**Problem to work on**:
All of the data needs to be repeated exactly.

--*--

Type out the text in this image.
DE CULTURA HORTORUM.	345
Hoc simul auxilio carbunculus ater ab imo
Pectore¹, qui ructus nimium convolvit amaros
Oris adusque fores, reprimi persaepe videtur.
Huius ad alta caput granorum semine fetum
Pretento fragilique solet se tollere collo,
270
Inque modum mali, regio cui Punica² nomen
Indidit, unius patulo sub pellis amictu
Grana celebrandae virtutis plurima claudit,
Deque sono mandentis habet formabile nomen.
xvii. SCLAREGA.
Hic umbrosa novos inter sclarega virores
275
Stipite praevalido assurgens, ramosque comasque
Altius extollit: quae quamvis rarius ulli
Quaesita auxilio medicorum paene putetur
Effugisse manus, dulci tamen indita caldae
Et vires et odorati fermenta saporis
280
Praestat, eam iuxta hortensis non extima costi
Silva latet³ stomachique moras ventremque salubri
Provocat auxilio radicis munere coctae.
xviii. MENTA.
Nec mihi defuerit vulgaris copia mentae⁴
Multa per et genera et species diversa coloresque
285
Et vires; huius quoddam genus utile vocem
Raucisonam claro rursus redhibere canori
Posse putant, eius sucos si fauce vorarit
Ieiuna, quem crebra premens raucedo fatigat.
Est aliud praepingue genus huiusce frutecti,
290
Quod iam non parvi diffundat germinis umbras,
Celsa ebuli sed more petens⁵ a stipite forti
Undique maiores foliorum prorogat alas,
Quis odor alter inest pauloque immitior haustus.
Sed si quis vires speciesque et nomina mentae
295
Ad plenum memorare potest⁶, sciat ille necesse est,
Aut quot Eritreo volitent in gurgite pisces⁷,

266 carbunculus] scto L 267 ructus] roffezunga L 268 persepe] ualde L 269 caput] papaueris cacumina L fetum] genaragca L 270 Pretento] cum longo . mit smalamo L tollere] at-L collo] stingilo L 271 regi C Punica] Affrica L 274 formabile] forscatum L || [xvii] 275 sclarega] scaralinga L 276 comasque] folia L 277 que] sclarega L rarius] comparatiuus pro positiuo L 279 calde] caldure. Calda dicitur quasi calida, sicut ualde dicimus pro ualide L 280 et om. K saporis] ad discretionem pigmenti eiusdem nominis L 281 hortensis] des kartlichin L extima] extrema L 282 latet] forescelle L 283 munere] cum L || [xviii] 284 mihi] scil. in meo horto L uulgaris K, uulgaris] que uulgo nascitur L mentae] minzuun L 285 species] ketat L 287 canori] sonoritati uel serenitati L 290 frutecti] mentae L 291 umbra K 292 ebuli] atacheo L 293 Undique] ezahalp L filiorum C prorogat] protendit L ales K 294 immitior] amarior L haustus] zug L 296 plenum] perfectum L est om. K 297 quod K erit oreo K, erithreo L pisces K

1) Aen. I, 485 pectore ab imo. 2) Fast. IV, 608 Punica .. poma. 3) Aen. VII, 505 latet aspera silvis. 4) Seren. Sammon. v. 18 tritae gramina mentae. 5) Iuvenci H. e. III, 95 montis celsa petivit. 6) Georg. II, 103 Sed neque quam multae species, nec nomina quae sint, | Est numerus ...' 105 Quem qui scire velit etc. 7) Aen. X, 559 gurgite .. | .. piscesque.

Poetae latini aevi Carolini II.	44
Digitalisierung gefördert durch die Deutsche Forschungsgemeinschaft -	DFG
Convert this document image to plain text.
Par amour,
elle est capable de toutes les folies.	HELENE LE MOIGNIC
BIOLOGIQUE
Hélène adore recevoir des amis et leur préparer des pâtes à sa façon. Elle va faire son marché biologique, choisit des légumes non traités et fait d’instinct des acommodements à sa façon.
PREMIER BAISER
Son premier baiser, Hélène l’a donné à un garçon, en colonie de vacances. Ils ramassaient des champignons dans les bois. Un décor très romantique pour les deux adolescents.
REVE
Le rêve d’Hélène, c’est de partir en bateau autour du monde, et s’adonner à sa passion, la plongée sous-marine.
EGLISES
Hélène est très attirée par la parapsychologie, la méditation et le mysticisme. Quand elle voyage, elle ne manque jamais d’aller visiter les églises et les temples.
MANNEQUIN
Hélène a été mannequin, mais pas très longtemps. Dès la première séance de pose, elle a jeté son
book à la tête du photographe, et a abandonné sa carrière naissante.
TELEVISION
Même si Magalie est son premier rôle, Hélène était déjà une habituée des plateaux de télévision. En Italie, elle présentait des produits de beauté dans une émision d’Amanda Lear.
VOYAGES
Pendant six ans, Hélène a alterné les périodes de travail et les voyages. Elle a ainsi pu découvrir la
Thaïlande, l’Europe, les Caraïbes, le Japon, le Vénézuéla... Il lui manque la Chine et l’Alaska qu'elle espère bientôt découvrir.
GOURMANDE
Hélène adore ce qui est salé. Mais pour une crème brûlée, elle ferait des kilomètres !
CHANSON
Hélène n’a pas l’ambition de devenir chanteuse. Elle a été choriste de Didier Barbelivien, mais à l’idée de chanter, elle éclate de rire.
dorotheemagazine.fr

--*--

**Reply to the task**:
Type out the text in this image.
DE CULTURA HORTORUM.	345
Hoc simul auxilio carbunculus ater ab imo
Pectore¹, qui ructus nimium convolvit amaros
Oris adusque fores, reprimi persaepe videtur.
Huius ad alta caput granorum semine fetum
Pretento fragilique solet se tollere collo,
270
Inque modum mali, regio cui Punica² nomen
Indidit, unius patulo sub pellis amictu
Grana celebrandae virtutis plurima claudit,
Deque sono mandentis habet formabile nomen.
xvii. SCLAREGA.
Hic umbrosa novos inter sclarega virores
275
Stipite praevalido assurgens, ramosque comasque
Altius extollit: quae quamvis rarius ulli
Quaesita auxilio medicorum paene putetur
Effugisse manus, dulci tamen indita caldae
Et vires et odorati fermenta saporis
280
Praestat, eam iuxta hortensis non extima costi
Silva latet³ stomachique moras ventremque salubri
Provocat auxilio radicis munere coctae.
xviii. MENTA.
Nec mihi defuerit vulgaris copia mentae⁴
Multa per et genera et species diversa coloresque
285
Et vires; huius quoddam genus utile vocem
Raucisonam claro rursus redhibere canori
Posse putant, eius sucos si fauce vorarit
Ieiuna, quem crebra premens raucedo fatigat.
Est aliud praepingue genus huiusce frutecti,
290
Quod iam non parvi diffundat germinis umbras,
Celsa ebuli sed more petens⁵ a stipite forti
Undique maiores foliorum prorogat alas,
Quis odor alter inest pauloque immitior haustus.
Sed si quis vires speciesque et nomina mentae
295
Ad plenum memorare potest⁶, sciat ille necesse est,
Aut quot Eritreo volitent in gurgite pisces⁷,

266 carbunculus] scto L 267 ructus] roffezunga L 268 persepe] ualde L 269 caput] papaueris cacumina L fetum] genaragca L 270 Pretento] cum longo . mit smalamo L tollere] at-L collo] stingilo L 271 regi C Punica] Affrica L 274 formabile] forscatum L || [xvii] 275 sclarega] scaralinga L 276 comasque] folia L 277 que] sclarega L rarius] comparatiuus pro positiuo L 279 calde] caldure. Calda dicitur quasi calida, sicut ualde dicimus pro ualide L 280 et om. K saporis] ad discretionem pigmenti eiusdem nominis L 281 hortensis] des kartlichin L extima] extrema L 282 latet] forescelle L 283 munere] cum L || [xviii] 284 mihi] scil. in meo horto L uulgaris K, uulgaris] que uulgo nascitur L mentae] minzuun L 285 species] ketat L 287 canori] sonoritati uel serenitati L 290 frutecti] mentae L 291 umbra K 292 ebuli] atacheo L 293 Undique] ezahalp L filiorum C prorogat] protendit L ales K 294 immitior] amarior L haustus] zug L 296 plenum] perfectum L est om. K 297 quod K erit oreo K, erithreo L pisces K

1) Aen. I, 485 pectore ab imo. 2) Fast. IV, 608 Punica .. poma. 3) Aen. VII, 505 latet aspera silvis. 4) Seren. Sammon. v. 18 tritae gramina mentae. 5) Iuvenci H. e. III, 95 montis celsa petivit. 6) Georg. II, 103 Sed neque quam multae species, nec nomina quae sint, | Est numerus ...' 105 Quem qui scire velit etc. 7) Aen. X, 559 gurgite .. | .. piscesque.

Poetae latini aevi Carolini II.	44
Digitalisierung gefördert durch die Deutsche Forschungsgemeinschaft -	DFG
Convert this document image to plain text.
Par amour,
elle est capable de toutes les folies.	HELENE LE MOIGNIC
BIOLOGIQUE
Hélène adore recevoir des amis et leur préparer des pâtes à sa façon. Elle va faire son marché biologique, choisit des légumes non traités et fait d’instinct des acommodements à sa façon.
PREMIER BAISER
Son premier baiser, Hélène l’a donné à un garçon, en colonie de vacances. Ils ramassaient des champignons dans les bois. Un décor très romantique pour les deux adolescents.
REVE
Le rêve d’Hélène, c’est de partir en bateau autour du monde, et s’adonner à sa passion, la plongée sous-marine.
EGLISES
Hélène est très attirée par la parapsychologie, la méditation et le mysticisme. Quand elle voyage, elle ne manque jamais d’aller visiter les églises et les temples.
MANNEQUIN
Hélène a été mannequin, mais pas très longtemps. Dès la première séance de pose, elle a jeté son
book à la tête du photographe, et a abandonné sa carrière naissante.
TELEVISION
Même si Magalie est son premier rôle, Hélène était déjà une habituée des plateaux de télévision. En Italie, elle présentait des produits de beauté dans une émision d’Amanda Lear.
VOYAGES
Pendant six ans, Hélène a alterné les périodes de travail et les voyages. Elle a ainsi pu découvrir la
Thaïlande, l’Europe, les Caraïbes, le Japon, le Vénézuéla... Il lui manque la Chine et l’Alaska qu'elle espère bientôt découvrir.
GOURMANDE
Hélène adore ce qui est salé. Mais pour une crème brûlée, elle ferait des kilomètres !
CHANSON
Hélène n’a pas l’ambition de devenir chanteuse. Elle a été choriste de Didier Barbelivien, mais à l’idée de chanter, elle éclate de rire.
dorotheemagazine.fr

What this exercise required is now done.